### EXERCISE DESCRIPTION:
Every entry below should be printed exactly, without its images.

### SUPPLIED ENTRIES:
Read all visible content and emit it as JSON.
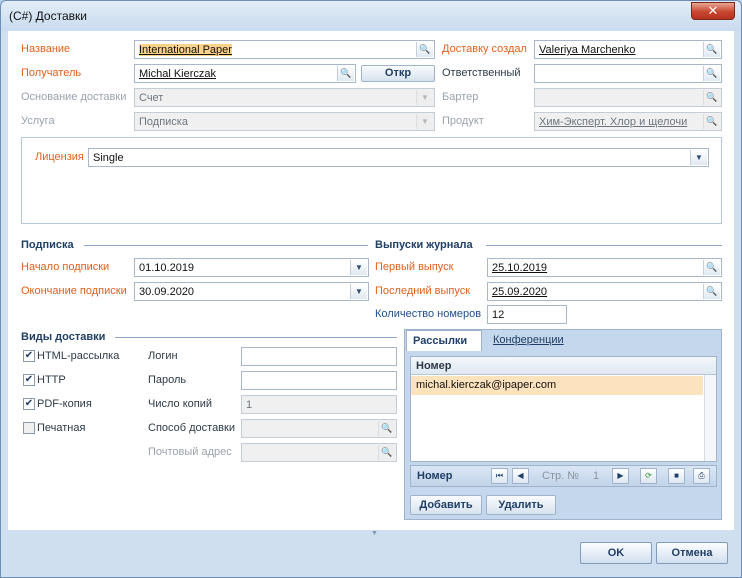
{
  "window": {
    "title": "(C#) Доставки",
    "close_glyph": "✕"
  },
  "top": {
    "name_label": "Название",
    "name_value": "International Paper",
    "recipient_label": "Получатель",
    "recipient_value": "Michal Kierczak",
    "open_button": "Откр",
    "basis_label": "Основание доставки",
    "basis_value": "Счет",
    "service_label": "Услуга",
    "service_value": "Подписка",
    "created_by_label": "Доставку создал",
    "created_by_value": "Valeriya Marchenko",
    "responsible_label": "Ответственный",
    "responsible_value": "",
    "barter_label": "Бартер",
    "barter_value": "",
    "product_label": "Продукт",
    "product_value": "Хим-Эксперт. Хлор и щелочи"
  },
  "license": {
    "label": "Лицензия",
    "value": "Single"
  },
  "subscription": {
    "title": "Подписка",
    "start_label": "Начало подписки",
    "start_value": "01.10.2019",
    "end_label": "Окончание подписки",
    "end_value": "30.09.2020"
  },
  "issues": {
    "title": "Выпуски журнала",
    "first_label": "Первый выпуск",
    "first_value": "25.10.2019",
    "last_label": "Последний выпуск",
    "last_value": "25.09.2020",
    "count_label": "Количество номеров",
    "count_value": "12"
  },
  "delivery_types": {
    "title": "Виды доставки",
    "items": [
      {
        "label": "HTML-рассылка",
        "checked": true
      },
      {
        "label": "HTTP",
        "checked": true
      },
      {
        "label": "PDF-копия",
        "checked": true
      },
      {
        "label": "Печатная",
        "checked": false
      }
    ],
    "login_label": "Логин",
    "login_value": "",
    "password_label": "Пароль",
    "password_value": "",
    "copies_label": "Число копий",
    "copies_value": "1",
    "method_label": "Способ доставки",
    "method_value": "",
    "postal_label": "Почтовый адрес",
    "postal_value": ""
  },
  "tabs": {
    "tab_mailings": "Рассылки",
    "tab_conferences": "Конференции",
    "grid_header": "Номер",
    "rows": [
      "michal.kierczak@ipaper.com"
    ],
    "pager_label": "Номер",
    "page_label": "Стр. №",
    "page_number": "1",
    "add_button": "Добавить",
    "delete_button": "Удалить"
  },
  "footer": {
    "ok": "OK",
    "cancel": "Отмена"
  },
  "colors": {
    "required_label": "#e0601c",
    "selection": "#fde3bd",
    "accent": "#1f3f66"
  }
}
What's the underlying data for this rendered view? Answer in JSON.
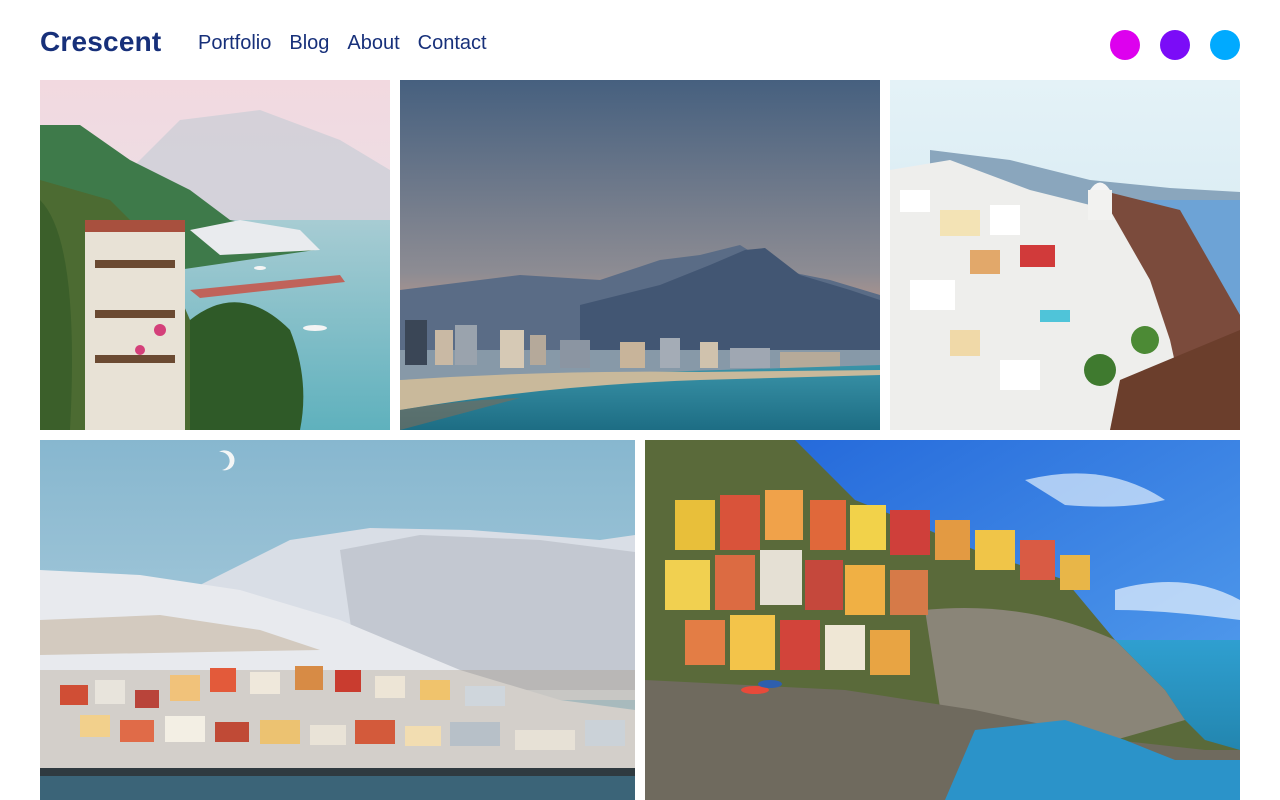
{
  "brand": {
    "name": "Crescent"
  },
  "nav": {
    "items": [
      {
        "label": "Portfolio"
      },
      {
        "label": "Blog"
      },
      {
        "label": "About"
      },
      {
        "label": "Contact"
      }
    ]
  },
  "theme_swatches": [
    {
      "color": "#dd00ee"
    },
    {
      "color": "#7b0cf7"
    },
    {
      "color": "#00aaff"
    }
  ],
  "gallery": {
    "photos": [
      {
        "subject": "coastal cliffside town with sea and harbor"
      },
      {
        "subject": "city beach skyline with mountains at dusk"
      },
      {
        "subject": "white cliffside village above the sea"
      },
      {
        "subject": "snowy hillside with colorful harbor town"
      },
      {
        "subject": "colorful cliffside village over blue sea"
      }
    ]
  }
}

### FINISHED TASK:
Read all visible content and emit it as JSON.
{
  "window": {
    "title": "(C#) Доставки",
    "close_glyph": "✕"
  },
  "top": {
    "name_label": "Название",
    "name_value": "International Paper",
    "recipient_label": "Получатель",
    "recipient_value": "Michal Kierczak",
    "open_button": "Откр",
    "basis_label": "Основание доставки",
    "basis_value": "Счет",
    "service_label": "Услуга",
    "service_value": "Подписка",
    "created_by_label": "Доставку создал",
    "created_by_value": "Valeriya Marchenko",
    "responsible_label": "Ответственный",
    "responsible_value": "",
    "barter_label": "Бартер",
    "barter_value": "",
    "product_label": "Продукт",
    "product_value": "Хим-Эксперт. Хлор и щелочи"
  },
  "license": {
    "label": "Лицензия",
    "value": "Single"
  },
  "subscription": {
    "title": "Подписка",
    "start_label": "Начало подписки",
    "start_value": "01.10.2019",
    "end_label": "Окончание подписки",
    "end_value": "30.09.2020"
  },
  "issues": {
    "title": "Выпуски журнала",
    "first_label": "Первый выпуск",
    "first_value": "25.10.2019",
    "last_label": "Последний выпуск",
    "last_value": "25.09.2020",
    "count_label": "Количество номеров",
    "count_value": "12"
  },
  "delivery_types": {
    "title": "Виды доставки",
    "items": [
      {
        "label": "HTML-рассылка",
        "checked": true
      },
      {
        "label": "HTTP",
        "checked": true
      },
      {
        "label": "PDF-копия",
        "checked": true
      },
      {
        "label": "Печатная",
        "checked": false
      }
    ],
    "login_label": "Логин",
    "login_value": "",
    "password_label": "Пароль",
    "password_value": "",
    "copies_label": "Число копий",
    "copies_value": "1",
    "method_label": "Способ доставки",
    "method_value": "",
    "postal_label": "Почтовый адрес",
    "postal_value": ""
  },
  "tabs": {
    "tab_mailings": "Рассылки",
    "tab_conferences": "Конференции",
    "grid_header": "Номер",
    "rows": [
      "michal.kierczak@ipaper.com"
    ],
    "pager_label": "Номер",
    "page_label": "Стр. №",
    "page_number": "1",
    "add_button": "Добавить",
    "delete_button": "Удалить"
  },
  "footer": {
    "ok": "OK",
    "cancel": "Отмена"
  },
  "colors": {
    "required_label": "#e0601c",
    "selection": "#fde3bd",
    "accent": "#1f3f66"
  }
}
What's the underlying data for this rendered view? Answer in JSON.
{
  "brand": {
    "name": "Crescent"
  },
  "nav": {
    "items": [
      {
        "label": "Portfolio"
      },
      {
        "label": "Blog"
      },
      {
        "label": "About"
      },
      {
        "label": "Contact"
      }
    ]
  },
  "theme_swatches": [
    {
      "color": "#dd00ee"
    },
    {
      "color": "#7b0cf7"
    },
    {
      "color": "#00aaff"
    }
  ],
  "gallery": {
    "photos": [
      {
        "subject": "coastal cliffside town with sea and harbor"
      },
      {
        "subject": "city beach skyline with mountains at dusk"
      },
      {
        "subject": "white cliffside village above the sea"
      },
      {
        "subject": "snowy hillside with colorful harbor town"
      },
      {
        "subject": "colorful cliffside village over blue sea"
      }
    ]
  }
}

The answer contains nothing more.